[[ Document text, beginning ]]

Each account comes with 15GB of space for non-native files (Google Document, Spreadsheet and Presentation files have no impact on your overall storage capacity), which can be upgraded to between 100GB and 16TB for US$5 to US$800 per month.

You can’t use any third-party cloud storage services, but you can link external online apps to your Drive space. Third-party developers have taken advantage of this to bolster Google Drive with features that don’t figure in Microsoft’s calculations. Tools such as image editors (Pixlr), diagramming tools (Lucidchart) and schedulers (Gantter) make this one of the most flexible integrated suites on the web.

Ease of use

Google Drive has a fully featured commenting system built in

Each of Google Drive’s three key components is easy to get to grips with, particularly if you have experience with similar offline tools. None of them features a ribbon, but the most familiar formatting options are ranged across a regular toolbar, and they work with common keyboard shortcuts such as Ctrl+B for bold and Ctrl+I for italic. Right-clicking brings up context menus relevant to the application in hand, rather than the regular browser menu, so you can pick spelling alternatives, look up definitions and so on.

[[ Document text, end ]]
[[ Extracted records, beginning ]]

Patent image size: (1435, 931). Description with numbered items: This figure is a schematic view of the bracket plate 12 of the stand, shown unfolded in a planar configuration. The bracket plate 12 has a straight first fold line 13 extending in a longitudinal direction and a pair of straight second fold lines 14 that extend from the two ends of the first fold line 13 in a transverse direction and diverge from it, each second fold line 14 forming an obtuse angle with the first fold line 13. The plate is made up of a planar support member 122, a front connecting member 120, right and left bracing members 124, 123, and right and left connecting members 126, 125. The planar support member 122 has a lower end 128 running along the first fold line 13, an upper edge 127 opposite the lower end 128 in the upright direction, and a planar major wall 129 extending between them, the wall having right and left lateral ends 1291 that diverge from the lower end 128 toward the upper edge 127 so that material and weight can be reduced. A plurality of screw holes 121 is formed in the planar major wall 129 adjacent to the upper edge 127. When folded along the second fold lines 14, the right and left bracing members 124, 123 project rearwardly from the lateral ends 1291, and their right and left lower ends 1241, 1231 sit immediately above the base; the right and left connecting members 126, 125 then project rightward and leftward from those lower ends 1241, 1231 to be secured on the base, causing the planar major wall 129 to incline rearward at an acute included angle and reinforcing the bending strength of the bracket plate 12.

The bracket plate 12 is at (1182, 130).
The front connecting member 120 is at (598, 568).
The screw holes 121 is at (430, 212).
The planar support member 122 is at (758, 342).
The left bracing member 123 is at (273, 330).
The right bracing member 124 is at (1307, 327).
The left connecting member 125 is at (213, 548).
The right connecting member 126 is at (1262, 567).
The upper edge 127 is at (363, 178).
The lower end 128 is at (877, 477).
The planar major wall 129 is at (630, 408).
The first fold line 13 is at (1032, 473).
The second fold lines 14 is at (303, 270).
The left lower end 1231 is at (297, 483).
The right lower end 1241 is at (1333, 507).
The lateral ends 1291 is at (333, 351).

[[ Extracted records, end ]]

#### [Task statement]
Continue the text about Google Drive above, starting right after its last sentence.

#### [Response]
The spreadsheet uses common Excel formulae, has a range of built-in chart types and takes conditional formatting in its stride. This last feature, sadly, doesn’t extend as far as the in-cell data bars and heat-map colour ranges, so they’ll be stripped out if you upload a spreadsheet that makes use of them. Impressively, though, it’s fully conversant in sparklines.

The presentation module includes 20 templates in three sizes – 4:3, 16:9 and 16:10 – that make a change from the default PowerPoint layouts. There are only six transition types, but you can build slides object by object to reveal their contents gradually.

It’s easy to create great-looking output – complete with images, runaround text and full control over fonts and formatting – and you’re not restricted to web-safe options, either, as the apps are tied in to Google Fonts. This gives you access to 632 open-source typefaces in a variety of weights – far more options than you’d find on the average PC – through a dialog not dissimilar to the Adobe Typekit plugin for Creative Cloud.

Let’s work together

You can add to the default typefaces by choosing fonts from Google’s Web Fonts
 

Google Drive uses bespoke file formats, but conversion to and from their Microsoft equivalents is largely transparent, with an option to translate them when you upload them to the server. At the other end of the process, you can download them in Microsoft, OpenDocument and app-agnostic formats such as RTF and CSV. Google’s own synchronisation tool is underwhelming in this area, storing links to your online files, rather than the files themselves on your PC; double-click one to open it in the browser.

If you want to keep real copies of your work on your machine, third-party Insync plugs the gap, copying your files to your local drive and converting them to Microsoft formats in the process. Any local edits you make are then copied back to the server and converted in the opposite direction to Google formats.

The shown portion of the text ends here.